## PROBLEM:
Arrange every line of the rows below as a numbered list, omitting any blank lines.

━━ DATA TO USE

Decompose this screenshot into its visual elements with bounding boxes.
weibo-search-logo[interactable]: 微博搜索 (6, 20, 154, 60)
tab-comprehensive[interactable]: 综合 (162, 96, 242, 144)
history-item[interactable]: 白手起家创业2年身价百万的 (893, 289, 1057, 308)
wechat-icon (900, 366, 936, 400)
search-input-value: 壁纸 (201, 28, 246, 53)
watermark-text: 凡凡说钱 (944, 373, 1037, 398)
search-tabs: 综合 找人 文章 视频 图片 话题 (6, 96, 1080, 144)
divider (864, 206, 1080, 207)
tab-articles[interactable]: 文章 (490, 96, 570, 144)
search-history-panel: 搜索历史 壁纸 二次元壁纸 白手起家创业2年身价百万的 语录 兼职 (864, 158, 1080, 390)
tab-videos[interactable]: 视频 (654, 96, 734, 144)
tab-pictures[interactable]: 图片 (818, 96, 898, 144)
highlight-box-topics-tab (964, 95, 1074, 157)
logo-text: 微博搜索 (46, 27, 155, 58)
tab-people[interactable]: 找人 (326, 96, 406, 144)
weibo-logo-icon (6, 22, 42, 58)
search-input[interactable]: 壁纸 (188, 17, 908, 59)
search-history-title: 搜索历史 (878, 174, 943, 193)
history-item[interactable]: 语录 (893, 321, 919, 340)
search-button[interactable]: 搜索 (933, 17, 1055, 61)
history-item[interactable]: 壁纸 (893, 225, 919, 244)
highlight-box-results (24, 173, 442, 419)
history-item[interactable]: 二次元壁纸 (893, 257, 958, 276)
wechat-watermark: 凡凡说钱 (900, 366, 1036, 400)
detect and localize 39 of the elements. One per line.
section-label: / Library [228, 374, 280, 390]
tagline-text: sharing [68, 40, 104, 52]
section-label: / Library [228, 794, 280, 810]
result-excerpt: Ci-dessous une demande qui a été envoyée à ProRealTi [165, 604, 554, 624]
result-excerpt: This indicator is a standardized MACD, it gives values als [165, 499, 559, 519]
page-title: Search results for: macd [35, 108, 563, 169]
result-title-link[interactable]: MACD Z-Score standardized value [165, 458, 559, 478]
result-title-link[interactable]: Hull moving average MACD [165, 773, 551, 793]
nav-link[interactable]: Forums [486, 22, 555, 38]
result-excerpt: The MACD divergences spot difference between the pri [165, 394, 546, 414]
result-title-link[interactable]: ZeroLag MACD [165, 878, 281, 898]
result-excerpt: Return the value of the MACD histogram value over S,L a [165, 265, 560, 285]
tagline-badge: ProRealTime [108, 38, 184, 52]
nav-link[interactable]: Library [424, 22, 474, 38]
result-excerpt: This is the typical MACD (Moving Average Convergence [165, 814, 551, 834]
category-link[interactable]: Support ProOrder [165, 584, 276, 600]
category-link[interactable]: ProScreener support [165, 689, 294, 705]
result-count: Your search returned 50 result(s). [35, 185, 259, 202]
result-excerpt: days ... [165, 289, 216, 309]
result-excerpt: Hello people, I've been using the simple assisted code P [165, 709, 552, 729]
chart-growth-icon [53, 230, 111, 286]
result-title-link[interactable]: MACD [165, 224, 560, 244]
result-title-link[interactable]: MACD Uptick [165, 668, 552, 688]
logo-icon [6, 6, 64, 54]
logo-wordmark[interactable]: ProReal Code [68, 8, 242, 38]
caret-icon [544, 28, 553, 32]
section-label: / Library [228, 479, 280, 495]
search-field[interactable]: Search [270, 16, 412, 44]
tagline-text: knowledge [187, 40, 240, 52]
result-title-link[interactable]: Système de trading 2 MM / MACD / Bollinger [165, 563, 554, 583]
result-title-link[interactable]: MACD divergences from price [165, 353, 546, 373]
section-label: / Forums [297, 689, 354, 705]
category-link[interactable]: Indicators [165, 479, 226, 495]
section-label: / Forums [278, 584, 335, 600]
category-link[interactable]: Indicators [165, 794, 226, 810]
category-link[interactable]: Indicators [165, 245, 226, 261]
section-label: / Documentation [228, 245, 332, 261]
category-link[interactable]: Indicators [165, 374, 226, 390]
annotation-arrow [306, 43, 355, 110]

━━━━

## SOLUTION FOR THIS PROBLEM:
1. Decompose this screenshot into its visual elements with bounding boxes.
2. weibo-search-logo[interactable]: 微博搜索 (6, 20, 154, 60)
3. tab-comprehensive[interactable]: 综合 (162, 96, 242, 144)
4. history-item[interactable]: 白手起家创业2年身价百万的 (893, 289, 1057, 308)
5. wechat-icon (900, 366, 936, 400)
6. search-input-value: 壁纸 (201, 28, 246, 53)
7. watermark-text: 凡凡说钱 (944, 373, 1037, 398)
8. search-tabs: 综合 找人 文章 视频 图片 话题 (6, 96, 1080, 144)
9. divider (864, 206, 1080, 207)
10. tab-articles[interactable]: 文章 (490, 96, 570, 144)
11. search-history-panel: 搜索历史 壁纸 二次元壁纸 白手起家创业2年身价百万的 语录 兼职 (864, 158, 1080, 390)
12. tab-videos[interactable]: 视频 (654, 96, 734, 144)
13. tab-pictures[interactable]: 图片 (818, 96, 898, 144)
14. highlight-box-topics-tab (964, 95, 1074, 157)
15. logo-text: 微博搜索 (46, 27, 155, 58)
16. tab-people[interactable]: 找人 (326, 96, 406, 144)
17. weibo-logo-icon (6, 22, 42, 58)
18. search-input[interactable]: 壁纸 (188, 17, 908, 59)
19. search-history-title: 搜索历史 (878, 174, 943, 193)
20. history-item[interactable]: 语录 (893, 321, 919, 340)
21. search-button[interactable]: 搜索 (933, 17, 1055, 61)
22. history-item[interactable]: 壁纸 (893, 225, 919, 244)
23. highlight-box-results (24, 173, 442, 419)
24. history-item[interactable]: 二次元壁纸 (893, 257, 958, 276)
25. wechat-watermark: 凡凡说钱 (900, 366, 1036, 400)
26. detect and localize 39 of the elements. One per line.
27. section-label: / Library [228, 374, 280, 390]
28. tagline-text: sharing [68, 40, 104, 52]
29. section-label: / Library [228, 794, 280, 810]
30. result-excerpt: Ci-dessous une demande qui a été envoyée à ProRealTi [165, 604, 554, 624]
31. result-excerpt: This indicator is a standardized MACD, it gives values als [165, 499, 559, 519]
32. page-title: Search results for: macd [35, 108, 563, 169]
33. result-title-link[interactable]: MACD Z-Score standardized value [165, 458, 559, 478]
34. result-title-link[interactable]: Hull moving average MACD [165, 773, 551, 793]
35. nav-link[interactable]: Forums [486, 22, 555, 38]
36. result-excerpt: The MACD divergences spot difference between the pri [165, 394, 546, 414]
37. result-title-link[interactable]: ZeroLag MACD [165, 878, 281, 898]
38. result-excerpt: Return the value of the MACD histogram value over S,L a [165, 265, 560, 285]
39. tagline-badge: ProRealTime [108, 38, 184, 52]
40. nav-link[interactable]: Library [424, 22, 474, 38]
41. result-excerpt: This is the typical MACD (Moving Average Convergence [165, 814, 551, 834]
42. category-link[interactable]: Support ProOrder [165, 584, 276, 600]
43. category-link[interactable]: ProScreener support [165, 689, 294, 705]
44. result-count: Your search returned 50 result(s). [35, 185, 259, 202]
45. result-excerpt: days ... [165, 289, 216, 309]
46. result-excerpt: Hello people, I've been using the simple assisted code P [165, 709, 552, 729]
47. chart-growth-icon [53, 230, 111, 286]
48. result-title-link[interactable]: MACD [165, 224, 560, 244]
49. result-title-link[interactable]: MACD Uptick [165, 668, 552, 688]
50. logo-icon [6, 6, 64, 54]
51. logo-wordmark[interactable]: ProReal Code [68, 8, 242, 38]
52. caret-icon [544, 28, 553, 32]
53. section-label: / Library [228, 479, 280, 495]
54. search-field[interactable]: Search [270, 16, 412, 44]
55. tagline-text: knowledge [187, 40, 240, 52]
56. result-title-link[interactable]: Système de trading 2 MM / MACD / Bollinger [165, 563, 554, 583]
57. result-title-link[interactable]: MACD divergences from price [165, 353, 546, 373]
58. section-label: / Forums [297, 689, 354, 705]
59. category-link[interactable]: Indicators [165, 479, 226, 495]
60. section-label: / Forums [278, 584, 335, 600]
61. category-link[interactable]: Indicators [165, 794, 226, 810]
62. category-link[interactable]: Indicators [165, 245, 226, 261]
63. section-label: / Documentation [228, 245, 332, 261]
64. category-link[interactable]: Indicators [165, 374, 226, 390]
65. annotation-arrow [306, 43, 355, 110]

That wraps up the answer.